Check every line below for the word "Juni" and copy each one that has it.

[Rows from a dataset]
◆ ◆ ◆

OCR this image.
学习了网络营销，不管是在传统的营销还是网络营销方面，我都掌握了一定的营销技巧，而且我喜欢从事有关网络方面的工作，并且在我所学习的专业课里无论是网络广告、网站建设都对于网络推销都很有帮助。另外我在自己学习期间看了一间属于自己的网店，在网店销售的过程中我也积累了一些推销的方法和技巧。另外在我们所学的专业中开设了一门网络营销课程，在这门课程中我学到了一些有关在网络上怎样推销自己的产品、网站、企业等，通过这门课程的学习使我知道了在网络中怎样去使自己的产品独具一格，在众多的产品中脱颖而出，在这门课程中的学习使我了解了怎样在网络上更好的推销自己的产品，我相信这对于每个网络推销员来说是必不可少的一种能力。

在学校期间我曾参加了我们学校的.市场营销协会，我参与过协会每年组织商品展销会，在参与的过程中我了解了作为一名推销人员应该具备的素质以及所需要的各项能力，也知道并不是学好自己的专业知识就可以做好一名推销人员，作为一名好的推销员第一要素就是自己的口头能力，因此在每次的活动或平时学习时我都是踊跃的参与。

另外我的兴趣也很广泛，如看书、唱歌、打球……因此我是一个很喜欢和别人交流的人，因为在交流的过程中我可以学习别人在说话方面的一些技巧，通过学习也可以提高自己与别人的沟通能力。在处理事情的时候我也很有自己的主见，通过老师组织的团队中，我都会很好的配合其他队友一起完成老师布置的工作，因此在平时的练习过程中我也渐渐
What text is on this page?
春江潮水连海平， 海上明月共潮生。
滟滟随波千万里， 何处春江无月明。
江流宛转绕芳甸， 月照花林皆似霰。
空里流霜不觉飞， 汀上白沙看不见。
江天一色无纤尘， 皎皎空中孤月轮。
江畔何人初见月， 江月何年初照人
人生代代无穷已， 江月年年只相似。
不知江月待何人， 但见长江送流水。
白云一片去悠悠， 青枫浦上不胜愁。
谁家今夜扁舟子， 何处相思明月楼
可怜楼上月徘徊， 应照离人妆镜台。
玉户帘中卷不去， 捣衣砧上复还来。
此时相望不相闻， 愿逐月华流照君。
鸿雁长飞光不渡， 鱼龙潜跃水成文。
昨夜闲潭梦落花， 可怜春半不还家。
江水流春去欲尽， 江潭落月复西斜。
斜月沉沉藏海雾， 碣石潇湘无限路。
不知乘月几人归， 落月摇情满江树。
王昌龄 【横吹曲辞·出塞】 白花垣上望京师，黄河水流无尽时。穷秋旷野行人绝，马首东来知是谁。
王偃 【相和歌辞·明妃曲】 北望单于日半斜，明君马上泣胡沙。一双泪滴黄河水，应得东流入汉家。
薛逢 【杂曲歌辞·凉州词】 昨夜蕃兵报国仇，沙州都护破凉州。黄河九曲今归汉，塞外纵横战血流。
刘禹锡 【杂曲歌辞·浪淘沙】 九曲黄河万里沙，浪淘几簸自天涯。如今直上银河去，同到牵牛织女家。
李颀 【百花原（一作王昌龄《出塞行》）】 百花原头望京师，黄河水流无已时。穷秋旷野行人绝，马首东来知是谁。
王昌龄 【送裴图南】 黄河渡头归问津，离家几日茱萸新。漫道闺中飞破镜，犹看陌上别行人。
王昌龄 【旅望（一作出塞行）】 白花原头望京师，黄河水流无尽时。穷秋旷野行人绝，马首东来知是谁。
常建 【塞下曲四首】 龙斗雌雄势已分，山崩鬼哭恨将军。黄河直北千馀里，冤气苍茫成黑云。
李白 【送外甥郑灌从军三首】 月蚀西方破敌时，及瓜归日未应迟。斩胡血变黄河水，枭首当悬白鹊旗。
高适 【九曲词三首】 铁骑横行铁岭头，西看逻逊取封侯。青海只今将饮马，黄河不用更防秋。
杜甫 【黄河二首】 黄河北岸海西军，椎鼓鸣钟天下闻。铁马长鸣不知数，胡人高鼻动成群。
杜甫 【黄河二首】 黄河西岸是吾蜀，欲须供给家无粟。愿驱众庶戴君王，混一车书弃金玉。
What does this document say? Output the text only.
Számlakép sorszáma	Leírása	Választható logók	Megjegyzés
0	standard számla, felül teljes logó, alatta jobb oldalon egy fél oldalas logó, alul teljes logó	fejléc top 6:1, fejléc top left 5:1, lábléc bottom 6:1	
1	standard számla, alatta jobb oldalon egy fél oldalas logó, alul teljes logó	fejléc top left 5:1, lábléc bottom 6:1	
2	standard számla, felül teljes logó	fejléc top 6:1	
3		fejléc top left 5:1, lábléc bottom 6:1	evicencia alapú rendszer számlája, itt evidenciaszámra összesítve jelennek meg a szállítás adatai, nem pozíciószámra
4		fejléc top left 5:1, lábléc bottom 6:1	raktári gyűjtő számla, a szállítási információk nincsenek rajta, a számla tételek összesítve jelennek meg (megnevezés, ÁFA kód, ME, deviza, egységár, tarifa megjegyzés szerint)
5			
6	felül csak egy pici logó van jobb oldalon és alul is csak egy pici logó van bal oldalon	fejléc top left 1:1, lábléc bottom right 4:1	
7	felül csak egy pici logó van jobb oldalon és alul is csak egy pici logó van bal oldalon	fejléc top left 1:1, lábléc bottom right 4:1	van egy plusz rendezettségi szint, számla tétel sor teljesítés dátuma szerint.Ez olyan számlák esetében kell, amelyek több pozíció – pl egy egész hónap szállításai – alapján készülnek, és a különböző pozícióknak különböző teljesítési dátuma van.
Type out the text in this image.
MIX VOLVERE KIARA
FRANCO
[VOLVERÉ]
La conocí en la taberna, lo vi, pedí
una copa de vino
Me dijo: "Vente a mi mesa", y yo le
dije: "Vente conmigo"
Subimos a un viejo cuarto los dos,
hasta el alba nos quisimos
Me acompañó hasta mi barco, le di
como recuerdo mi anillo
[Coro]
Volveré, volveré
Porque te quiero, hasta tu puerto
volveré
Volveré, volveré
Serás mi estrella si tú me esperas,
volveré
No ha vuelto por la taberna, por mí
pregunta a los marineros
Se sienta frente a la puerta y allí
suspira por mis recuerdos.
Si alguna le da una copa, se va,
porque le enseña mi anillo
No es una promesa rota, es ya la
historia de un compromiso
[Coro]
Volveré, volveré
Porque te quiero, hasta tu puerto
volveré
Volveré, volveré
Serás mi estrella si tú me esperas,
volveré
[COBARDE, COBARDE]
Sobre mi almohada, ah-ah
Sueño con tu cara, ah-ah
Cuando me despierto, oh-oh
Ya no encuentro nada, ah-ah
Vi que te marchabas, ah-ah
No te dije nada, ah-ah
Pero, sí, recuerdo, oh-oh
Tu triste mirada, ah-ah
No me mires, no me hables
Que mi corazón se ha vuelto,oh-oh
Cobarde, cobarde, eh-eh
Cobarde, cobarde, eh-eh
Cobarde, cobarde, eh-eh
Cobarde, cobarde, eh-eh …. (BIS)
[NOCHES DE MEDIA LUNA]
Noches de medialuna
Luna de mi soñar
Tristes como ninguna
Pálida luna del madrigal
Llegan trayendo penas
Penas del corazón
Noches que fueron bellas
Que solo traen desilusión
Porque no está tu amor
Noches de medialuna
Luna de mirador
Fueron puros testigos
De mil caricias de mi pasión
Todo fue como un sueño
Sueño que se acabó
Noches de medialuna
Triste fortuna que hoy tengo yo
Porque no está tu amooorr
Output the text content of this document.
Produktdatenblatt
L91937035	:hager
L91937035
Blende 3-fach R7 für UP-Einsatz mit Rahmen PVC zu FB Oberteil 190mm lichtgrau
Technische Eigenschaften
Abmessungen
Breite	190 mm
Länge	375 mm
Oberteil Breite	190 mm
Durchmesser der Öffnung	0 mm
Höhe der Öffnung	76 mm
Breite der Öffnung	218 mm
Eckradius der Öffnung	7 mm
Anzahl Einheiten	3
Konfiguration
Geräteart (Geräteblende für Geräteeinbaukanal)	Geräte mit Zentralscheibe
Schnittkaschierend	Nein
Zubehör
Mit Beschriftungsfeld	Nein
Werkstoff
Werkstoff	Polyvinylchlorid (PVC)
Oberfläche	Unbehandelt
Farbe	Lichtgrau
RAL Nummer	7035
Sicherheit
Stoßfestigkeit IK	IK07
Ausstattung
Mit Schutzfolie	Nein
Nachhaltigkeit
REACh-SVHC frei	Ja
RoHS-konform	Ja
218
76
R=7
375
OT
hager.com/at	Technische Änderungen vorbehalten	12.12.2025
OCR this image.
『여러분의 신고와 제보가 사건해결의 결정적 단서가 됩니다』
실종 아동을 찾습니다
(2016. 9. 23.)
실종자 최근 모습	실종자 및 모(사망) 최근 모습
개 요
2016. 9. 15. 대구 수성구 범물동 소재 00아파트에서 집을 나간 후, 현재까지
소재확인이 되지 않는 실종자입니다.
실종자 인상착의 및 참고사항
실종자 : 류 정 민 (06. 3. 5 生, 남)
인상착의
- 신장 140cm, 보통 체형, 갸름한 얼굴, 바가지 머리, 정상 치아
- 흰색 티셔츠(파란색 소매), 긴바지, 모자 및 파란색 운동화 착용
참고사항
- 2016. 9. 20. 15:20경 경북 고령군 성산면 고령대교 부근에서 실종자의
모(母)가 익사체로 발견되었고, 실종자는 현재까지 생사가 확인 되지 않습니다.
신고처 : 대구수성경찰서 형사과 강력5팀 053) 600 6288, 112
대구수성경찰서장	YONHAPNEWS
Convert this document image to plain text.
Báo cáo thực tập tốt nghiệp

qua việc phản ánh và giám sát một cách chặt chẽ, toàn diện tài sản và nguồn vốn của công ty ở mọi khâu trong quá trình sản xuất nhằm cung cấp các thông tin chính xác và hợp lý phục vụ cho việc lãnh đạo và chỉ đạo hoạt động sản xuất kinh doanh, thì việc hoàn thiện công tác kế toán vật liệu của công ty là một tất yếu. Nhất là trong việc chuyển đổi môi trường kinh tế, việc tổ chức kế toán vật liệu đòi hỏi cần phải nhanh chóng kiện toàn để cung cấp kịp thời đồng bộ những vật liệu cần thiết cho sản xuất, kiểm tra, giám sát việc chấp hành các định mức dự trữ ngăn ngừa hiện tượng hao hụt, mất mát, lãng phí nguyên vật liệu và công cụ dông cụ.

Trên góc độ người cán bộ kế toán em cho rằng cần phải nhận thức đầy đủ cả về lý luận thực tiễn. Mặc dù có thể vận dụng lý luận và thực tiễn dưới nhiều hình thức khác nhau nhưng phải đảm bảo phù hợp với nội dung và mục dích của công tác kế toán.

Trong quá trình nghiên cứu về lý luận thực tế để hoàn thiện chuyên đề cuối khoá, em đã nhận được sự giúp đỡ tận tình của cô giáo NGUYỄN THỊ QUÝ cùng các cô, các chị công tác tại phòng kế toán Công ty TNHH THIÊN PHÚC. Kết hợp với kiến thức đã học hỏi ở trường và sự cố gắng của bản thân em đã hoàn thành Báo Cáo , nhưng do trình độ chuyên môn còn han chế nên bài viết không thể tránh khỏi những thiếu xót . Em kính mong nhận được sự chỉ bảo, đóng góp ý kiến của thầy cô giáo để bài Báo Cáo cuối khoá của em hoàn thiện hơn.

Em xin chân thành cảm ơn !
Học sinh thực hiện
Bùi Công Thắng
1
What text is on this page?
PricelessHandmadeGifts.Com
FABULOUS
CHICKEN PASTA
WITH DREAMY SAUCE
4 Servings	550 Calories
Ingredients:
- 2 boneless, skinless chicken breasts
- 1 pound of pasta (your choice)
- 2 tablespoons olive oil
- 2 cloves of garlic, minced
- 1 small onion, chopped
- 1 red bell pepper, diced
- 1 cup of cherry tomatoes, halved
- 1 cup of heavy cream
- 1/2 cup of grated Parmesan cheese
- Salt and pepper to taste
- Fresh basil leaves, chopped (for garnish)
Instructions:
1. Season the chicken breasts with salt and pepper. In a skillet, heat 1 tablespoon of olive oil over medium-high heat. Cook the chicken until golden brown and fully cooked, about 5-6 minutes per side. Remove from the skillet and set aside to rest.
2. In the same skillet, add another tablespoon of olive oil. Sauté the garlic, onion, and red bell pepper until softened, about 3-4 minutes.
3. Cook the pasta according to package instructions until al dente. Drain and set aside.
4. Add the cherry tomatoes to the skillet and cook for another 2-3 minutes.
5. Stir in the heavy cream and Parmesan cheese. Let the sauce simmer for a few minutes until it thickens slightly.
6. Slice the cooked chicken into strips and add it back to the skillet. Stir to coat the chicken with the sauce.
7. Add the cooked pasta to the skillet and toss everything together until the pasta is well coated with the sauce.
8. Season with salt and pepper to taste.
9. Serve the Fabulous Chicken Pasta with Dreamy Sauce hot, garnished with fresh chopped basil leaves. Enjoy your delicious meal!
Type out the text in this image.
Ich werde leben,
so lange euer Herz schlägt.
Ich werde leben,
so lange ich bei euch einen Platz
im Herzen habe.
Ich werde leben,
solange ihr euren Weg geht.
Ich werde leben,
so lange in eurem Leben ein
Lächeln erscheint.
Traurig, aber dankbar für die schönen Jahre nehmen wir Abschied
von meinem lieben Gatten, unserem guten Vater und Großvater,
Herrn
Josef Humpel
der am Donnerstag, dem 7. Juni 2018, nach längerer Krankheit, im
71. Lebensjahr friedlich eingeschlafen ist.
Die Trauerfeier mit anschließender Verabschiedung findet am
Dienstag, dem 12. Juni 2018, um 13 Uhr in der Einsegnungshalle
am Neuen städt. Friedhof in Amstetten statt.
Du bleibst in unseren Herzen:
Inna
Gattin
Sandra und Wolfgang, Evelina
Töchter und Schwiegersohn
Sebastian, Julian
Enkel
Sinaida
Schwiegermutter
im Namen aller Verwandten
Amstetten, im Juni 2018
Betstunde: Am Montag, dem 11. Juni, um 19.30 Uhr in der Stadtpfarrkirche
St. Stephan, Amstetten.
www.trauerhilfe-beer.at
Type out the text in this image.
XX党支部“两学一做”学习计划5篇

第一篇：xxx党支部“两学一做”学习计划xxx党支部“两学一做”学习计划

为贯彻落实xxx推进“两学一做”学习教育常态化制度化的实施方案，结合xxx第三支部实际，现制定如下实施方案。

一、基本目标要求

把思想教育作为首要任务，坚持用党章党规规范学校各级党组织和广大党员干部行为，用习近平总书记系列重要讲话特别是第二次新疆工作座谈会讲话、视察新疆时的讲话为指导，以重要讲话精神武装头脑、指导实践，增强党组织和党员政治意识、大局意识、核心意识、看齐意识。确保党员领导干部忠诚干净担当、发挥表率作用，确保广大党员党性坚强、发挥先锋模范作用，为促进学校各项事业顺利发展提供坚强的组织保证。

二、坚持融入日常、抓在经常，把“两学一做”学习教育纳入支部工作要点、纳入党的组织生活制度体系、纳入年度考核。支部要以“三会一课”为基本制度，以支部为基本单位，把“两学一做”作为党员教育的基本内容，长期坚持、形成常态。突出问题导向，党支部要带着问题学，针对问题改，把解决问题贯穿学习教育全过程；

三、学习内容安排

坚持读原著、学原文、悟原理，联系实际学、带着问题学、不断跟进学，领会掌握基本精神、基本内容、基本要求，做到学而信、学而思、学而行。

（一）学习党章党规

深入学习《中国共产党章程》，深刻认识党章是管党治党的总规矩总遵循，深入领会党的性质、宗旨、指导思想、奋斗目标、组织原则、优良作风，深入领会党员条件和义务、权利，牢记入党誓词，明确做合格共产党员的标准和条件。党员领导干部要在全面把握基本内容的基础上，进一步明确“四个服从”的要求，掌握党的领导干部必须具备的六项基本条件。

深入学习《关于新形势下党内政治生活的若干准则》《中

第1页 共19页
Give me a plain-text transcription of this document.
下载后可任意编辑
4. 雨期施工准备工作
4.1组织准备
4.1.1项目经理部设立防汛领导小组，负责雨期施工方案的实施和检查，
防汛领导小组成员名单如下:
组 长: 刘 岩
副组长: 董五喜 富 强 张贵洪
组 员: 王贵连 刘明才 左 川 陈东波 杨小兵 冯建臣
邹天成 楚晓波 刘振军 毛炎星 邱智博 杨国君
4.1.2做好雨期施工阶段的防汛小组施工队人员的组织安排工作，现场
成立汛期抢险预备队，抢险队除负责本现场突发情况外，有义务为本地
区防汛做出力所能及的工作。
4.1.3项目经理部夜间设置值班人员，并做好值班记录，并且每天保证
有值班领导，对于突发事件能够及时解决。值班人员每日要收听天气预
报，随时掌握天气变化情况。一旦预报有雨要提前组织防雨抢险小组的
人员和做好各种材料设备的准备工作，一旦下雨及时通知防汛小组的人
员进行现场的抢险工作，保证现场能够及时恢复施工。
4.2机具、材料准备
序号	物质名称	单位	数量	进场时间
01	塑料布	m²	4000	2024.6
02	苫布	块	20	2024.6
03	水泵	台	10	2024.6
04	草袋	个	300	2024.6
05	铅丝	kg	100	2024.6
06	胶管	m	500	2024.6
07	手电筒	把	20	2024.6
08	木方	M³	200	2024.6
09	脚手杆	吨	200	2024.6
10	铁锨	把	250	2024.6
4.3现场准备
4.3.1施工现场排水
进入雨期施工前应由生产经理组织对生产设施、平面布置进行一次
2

◆ ◆ ◆

▶ Solution to this task
der am Donnerstag, dem 7. Juni 2018, nach längerer Krankheit, im
Dienstag, dem 12. Juni 2018, um 13 Uhr in der Einsegnungshalle
Amstetten, im Juni 2018
Betstunde: Am Montag, dem 11. Juni, um 19.30 Uhr in der Stadtpfarrkirche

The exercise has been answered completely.